Directions: Each record below is to be reproduced without any change.

====== Excerpted data

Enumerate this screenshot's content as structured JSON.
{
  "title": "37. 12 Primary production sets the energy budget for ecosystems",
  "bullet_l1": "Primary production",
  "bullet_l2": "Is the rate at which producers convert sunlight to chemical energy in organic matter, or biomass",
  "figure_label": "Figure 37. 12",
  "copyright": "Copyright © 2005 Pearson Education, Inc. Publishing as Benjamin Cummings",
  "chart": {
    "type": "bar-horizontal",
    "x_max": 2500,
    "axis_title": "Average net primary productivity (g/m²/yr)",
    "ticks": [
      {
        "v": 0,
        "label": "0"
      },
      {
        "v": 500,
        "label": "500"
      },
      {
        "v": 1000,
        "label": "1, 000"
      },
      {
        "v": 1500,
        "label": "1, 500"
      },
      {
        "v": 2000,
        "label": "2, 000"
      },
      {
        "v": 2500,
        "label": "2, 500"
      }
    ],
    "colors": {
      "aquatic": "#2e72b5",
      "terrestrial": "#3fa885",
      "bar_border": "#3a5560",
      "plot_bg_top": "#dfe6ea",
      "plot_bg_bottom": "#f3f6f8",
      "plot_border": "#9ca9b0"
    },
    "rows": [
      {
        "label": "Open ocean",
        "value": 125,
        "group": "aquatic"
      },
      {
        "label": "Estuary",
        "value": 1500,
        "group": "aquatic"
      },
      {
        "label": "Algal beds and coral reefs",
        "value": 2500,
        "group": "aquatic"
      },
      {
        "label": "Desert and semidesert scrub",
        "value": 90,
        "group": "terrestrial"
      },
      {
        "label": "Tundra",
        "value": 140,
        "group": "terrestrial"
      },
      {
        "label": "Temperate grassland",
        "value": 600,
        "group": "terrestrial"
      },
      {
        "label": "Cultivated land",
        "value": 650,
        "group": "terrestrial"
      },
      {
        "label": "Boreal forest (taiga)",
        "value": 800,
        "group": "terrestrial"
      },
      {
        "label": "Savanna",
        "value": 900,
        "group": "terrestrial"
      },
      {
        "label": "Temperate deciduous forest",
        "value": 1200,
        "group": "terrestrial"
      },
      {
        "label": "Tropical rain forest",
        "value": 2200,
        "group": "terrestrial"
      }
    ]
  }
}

============

Output of the exercise:
Enumerate this screenshot's content as structured JSON.
{
  "title": "37. 12 Primary production sets the energy budget for ecosystems",
  "bullet_l1": "Primary production",
  "bullet_l2": "Is the rate at which producers convert sunlight to chemical energy in organic matter, or biomass",
  "figure_label": "Figure 37. 12",
  "copyright": "Copyright © 2005 Pearson Education, Inc. Publishing as Benjamin Cummings",
  "chart": {
    "type": "bar-horizontal",
    "x_max": 2500,
    "axis_title": "Average net primary productivity (g/m²/yr)",
    "ticks": [
      {
        "v": 0,
        "label": "0"
      },
      {
        "v": 500,
        "label": "500"
      },
      {
        "v": 1000,
        "label": "1, 000"
      },
      {
        "v": 1500,
        "label": "1, 500"
      },
      {
        "v": 2000,
        "label": "2, 000"
      },
      {
        "v": 2500,
        "label": "2, 500"
      }
    ],
    "colors": {
      "aquatic": "#2e72b5",
      "terrestrial": "#3fa885",
      "bar_border": "#3a5560",
      "plot_bg_top": "#dfe6ea",
      "plot_bg_bottom": "#f3f6f8",
      "plot_border": "#9ca9b0"
    },
    "rows": [
      {
        "label": "Open ocean",
        "value": 125,
        "group": "aquatic"
      },
      {
        "label": "Estuary",
        "value": 1500,
        "group": "aquatic"
      },
      {
        "label": "Algal beds and coral reefs",
        "value": 2500,
        "group": "aquatic"
      },
      {
        "label": "Desert and semidesert scrub",
        "value": 90,
        "group": "terrestrial"
      },
      {
        "label": "Tundra",
        "value": 140,
        "group": "terrestrial"
      },
      {
        "label": "Temperate grassland",
        "value": 600,
        "group": "terrestrial"
      },
      {
        "label": "Cultivated land",
        "value": 650,
        "group": "terrestrial"
      },
      {
        "label": "Boreal forest (taiga)",
        "value": 800,
        "group": "terrestrial"
      },
      {
        "label": "Savanna",
        "value": 900,
        "group": "terrestrial"
      },
      {
        "label": "Temperate deciduous forest",
        "value": 1200,
        "group": "terrestrial"
      },
      {
        "label": "Tropical rain forest",
        "value": 2200,
        "group": "terrestrial"
      }
    ]
  }
}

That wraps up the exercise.